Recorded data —
● ● ● ● ●
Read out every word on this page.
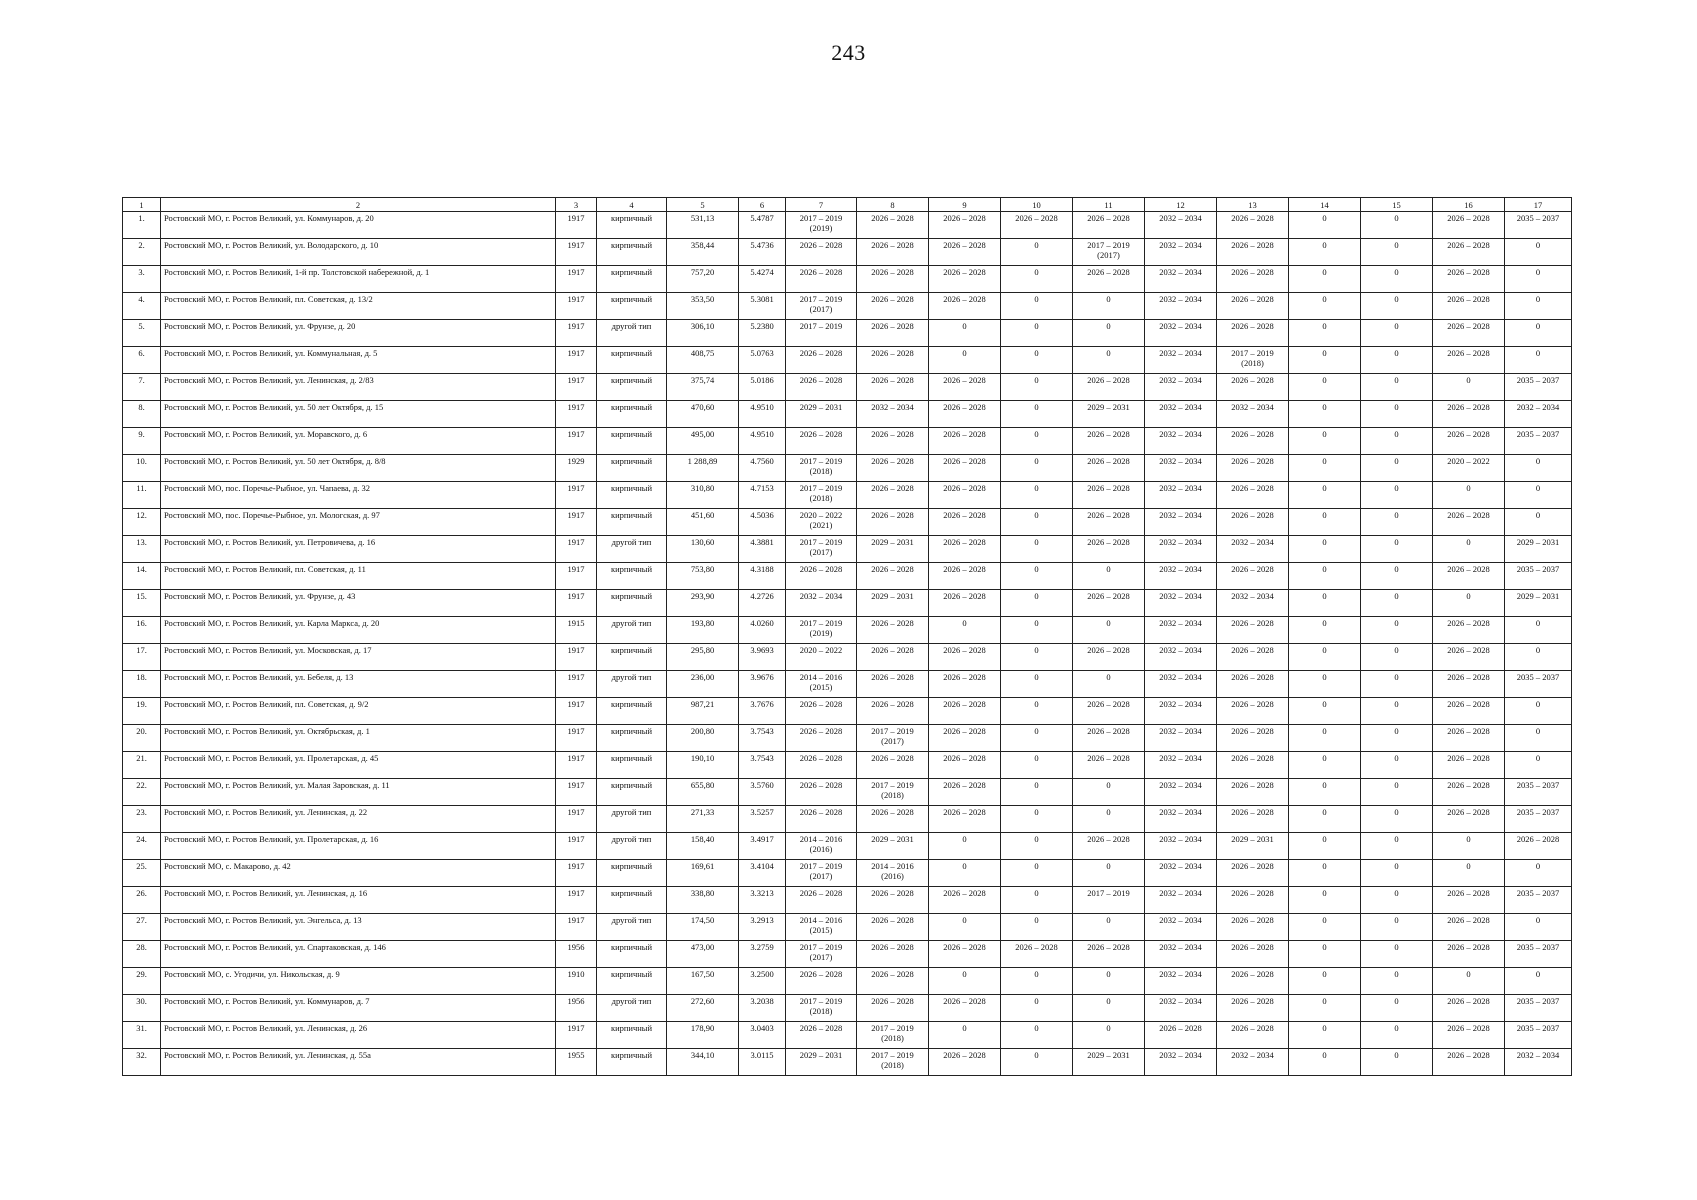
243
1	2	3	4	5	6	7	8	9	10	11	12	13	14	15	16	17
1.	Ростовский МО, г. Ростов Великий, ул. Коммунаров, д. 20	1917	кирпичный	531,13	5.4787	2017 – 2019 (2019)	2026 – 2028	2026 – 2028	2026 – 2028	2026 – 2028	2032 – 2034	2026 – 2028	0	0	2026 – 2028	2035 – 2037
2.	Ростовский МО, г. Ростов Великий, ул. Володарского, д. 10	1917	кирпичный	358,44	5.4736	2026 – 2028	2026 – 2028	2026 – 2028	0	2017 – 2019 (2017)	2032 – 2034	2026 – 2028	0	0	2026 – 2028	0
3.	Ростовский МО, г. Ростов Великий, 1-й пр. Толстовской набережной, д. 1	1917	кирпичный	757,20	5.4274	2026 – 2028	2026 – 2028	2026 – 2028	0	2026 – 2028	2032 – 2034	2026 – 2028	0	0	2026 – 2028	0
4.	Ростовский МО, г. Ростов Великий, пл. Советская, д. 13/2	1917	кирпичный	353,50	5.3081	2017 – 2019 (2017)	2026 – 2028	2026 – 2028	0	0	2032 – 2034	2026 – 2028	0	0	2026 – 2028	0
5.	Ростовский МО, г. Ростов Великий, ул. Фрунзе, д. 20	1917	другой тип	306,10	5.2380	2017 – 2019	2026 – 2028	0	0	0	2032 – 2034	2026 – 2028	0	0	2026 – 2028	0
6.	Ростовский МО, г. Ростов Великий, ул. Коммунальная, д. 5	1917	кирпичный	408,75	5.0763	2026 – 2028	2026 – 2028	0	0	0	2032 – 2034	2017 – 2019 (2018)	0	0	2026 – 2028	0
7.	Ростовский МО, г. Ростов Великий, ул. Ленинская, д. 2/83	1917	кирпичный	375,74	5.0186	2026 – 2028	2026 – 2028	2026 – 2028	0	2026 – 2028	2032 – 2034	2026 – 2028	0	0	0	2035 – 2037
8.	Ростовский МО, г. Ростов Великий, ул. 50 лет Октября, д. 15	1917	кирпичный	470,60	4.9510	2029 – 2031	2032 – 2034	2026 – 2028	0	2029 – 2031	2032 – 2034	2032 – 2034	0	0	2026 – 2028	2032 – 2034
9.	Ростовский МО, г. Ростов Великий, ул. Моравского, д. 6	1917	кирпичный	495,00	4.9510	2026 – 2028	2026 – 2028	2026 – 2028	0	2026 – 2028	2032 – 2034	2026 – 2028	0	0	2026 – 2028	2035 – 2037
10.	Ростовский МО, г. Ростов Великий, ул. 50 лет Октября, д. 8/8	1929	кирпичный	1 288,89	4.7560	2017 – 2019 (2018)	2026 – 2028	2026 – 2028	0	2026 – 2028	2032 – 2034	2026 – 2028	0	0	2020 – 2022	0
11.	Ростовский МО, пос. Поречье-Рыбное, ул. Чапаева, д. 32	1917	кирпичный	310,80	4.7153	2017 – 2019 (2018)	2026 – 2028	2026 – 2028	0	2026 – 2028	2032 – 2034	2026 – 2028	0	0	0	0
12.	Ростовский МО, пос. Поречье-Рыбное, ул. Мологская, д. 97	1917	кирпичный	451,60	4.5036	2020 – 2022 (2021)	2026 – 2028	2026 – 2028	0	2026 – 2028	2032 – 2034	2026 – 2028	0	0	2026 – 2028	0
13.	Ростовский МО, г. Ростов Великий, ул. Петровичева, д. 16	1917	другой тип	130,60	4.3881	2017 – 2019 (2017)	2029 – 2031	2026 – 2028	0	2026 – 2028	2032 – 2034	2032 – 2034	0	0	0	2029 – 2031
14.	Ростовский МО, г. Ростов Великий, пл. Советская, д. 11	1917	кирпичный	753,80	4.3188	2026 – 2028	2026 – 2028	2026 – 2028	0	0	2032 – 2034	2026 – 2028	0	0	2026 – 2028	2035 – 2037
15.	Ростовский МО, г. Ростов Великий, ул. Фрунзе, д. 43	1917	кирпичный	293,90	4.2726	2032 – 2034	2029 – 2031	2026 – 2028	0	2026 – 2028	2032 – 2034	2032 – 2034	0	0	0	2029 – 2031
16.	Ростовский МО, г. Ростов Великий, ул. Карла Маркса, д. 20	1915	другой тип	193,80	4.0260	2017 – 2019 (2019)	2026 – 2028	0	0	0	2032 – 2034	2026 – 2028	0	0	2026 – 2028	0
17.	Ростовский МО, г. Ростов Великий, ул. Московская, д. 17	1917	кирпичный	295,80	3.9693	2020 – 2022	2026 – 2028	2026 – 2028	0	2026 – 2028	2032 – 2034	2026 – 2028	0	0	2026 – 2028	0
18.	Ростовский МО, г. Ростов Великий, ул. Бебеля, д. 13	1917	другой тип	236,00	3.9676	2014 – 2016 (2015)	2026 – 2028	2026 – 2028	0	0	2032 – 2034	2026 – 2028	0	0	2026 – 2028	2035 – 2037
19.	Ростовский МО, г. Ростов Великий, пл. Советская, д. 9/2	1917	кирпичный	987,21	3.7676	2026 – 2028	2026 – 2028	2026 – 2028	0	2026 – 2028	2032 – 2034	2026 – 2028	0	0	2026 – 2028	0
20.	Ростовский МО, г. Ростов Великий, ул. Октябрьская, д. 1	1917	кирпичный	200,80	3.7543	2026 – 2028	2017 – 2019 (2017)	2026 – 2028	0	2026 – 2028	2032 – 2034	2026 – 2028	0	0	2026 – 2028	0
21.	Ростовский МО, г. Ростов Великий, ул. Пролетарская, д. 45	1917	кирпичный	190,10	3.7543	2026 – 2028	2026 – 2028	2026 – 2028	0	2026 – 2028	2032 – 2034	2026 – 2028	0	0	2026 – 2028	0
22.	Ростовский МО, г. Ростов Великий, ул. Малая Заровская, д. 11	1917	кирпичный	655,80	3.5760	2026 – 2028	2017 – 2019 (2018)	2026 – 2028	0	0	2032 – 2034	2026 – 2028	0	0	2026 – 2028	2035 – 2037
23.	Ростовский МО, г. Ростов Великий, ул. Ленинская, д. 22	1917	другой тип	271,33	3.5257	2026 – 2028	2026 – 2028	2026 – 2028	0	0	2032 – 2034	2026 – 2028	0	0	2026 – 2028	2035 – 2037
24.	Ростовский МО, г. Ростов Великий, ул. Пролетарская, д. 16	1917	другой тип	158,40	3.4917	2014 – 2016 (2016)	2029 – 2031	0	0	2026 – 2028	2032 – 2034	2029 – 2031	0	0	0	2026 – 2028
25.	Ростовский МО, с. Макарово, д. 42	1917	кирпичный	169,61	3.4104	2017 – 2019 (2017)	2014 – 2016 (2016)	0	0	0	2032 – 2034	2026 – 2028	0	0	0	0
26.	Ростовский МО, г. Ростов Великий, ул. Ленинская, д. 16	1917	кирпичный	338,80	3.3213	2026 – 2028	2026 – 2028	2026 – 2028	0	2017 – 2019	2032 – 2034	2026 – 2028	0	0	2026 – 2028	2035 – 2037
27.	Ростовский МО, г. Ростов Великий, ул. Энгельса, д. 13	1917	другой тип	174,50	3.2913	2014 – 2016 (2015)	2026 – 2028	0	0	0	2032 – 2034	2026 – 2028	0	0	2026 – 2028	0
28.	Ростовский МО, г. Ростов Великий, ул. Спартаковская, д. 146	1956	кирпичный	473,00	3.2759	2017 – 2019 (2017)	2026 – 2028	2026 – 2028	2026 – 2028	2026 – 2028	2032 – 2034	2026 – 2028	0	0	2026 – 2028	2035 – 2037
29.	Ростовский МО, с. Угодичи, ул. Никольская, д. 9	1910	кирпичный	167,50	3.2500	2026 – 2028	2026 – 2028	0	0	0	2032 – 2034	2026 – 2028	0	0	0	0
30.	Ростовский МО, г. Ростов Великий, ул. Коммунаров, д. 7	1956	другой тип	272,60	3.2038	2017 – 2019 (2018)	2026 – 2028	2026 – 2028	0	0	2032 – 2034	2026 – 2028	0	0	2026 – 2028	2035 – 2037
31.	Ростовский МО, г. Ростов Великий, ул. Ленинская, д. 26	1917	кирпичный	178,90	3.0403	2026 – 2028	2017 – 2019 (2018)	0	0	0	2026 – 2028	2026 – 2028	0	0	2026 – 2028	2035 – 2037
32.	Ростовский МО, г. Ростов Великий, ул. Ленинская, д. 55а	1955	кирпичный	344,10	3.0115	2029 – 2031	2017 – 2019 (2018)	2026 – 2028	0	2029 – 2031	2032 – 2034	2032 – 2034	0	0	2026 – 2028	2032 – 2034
● ● ● ● ●
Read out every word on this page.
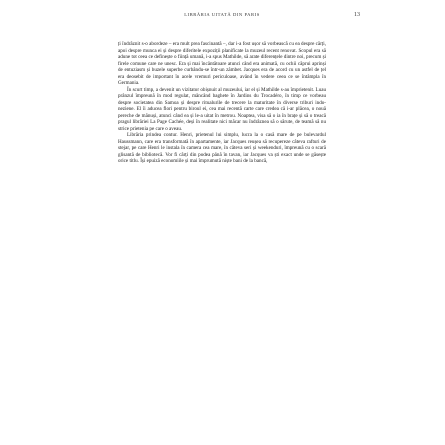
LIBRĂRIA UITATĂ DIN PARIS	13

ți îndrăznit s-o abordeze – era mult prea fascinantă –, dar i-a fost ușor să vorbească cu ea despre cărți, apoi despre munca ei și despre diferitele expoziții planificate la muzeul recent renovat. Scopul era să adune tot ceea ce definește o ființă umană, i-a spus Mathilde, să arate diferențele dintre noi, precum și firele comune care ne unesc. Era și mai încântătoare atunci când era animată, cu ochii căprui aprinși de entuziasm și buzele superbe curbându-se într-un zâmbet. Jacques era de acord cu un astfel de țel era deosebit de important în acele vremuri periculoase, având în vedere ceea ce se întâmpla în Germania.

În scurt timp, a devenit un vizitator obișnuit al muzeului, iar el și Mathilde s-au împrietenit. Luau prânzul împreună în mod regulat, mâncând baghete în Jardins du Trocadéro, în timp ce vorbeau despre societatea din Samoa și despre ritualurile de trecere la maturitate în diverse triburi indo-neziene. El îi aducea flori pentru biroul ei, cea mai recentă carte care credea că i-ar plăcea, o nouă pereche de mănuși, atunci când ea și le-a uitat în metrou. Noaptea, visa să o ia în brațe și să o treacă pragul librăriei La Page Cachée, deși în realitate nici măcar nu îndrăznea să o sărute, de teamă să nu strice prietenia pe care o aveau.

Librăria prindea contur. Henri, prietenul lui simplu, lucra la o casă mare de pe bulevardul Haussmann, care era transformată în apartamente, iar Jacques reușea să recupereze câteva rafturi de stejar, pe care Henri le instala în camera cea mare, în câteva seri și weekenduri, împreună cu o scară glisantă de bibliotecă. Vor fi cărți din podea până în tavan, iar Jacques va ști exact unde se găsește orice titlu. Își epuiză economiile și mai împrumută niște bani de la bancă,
● ● ● ● ●
Exercise task —
State the number of lines in the preceding entries that include the word "Ленинская". Provide nothing else.

The completed task —
5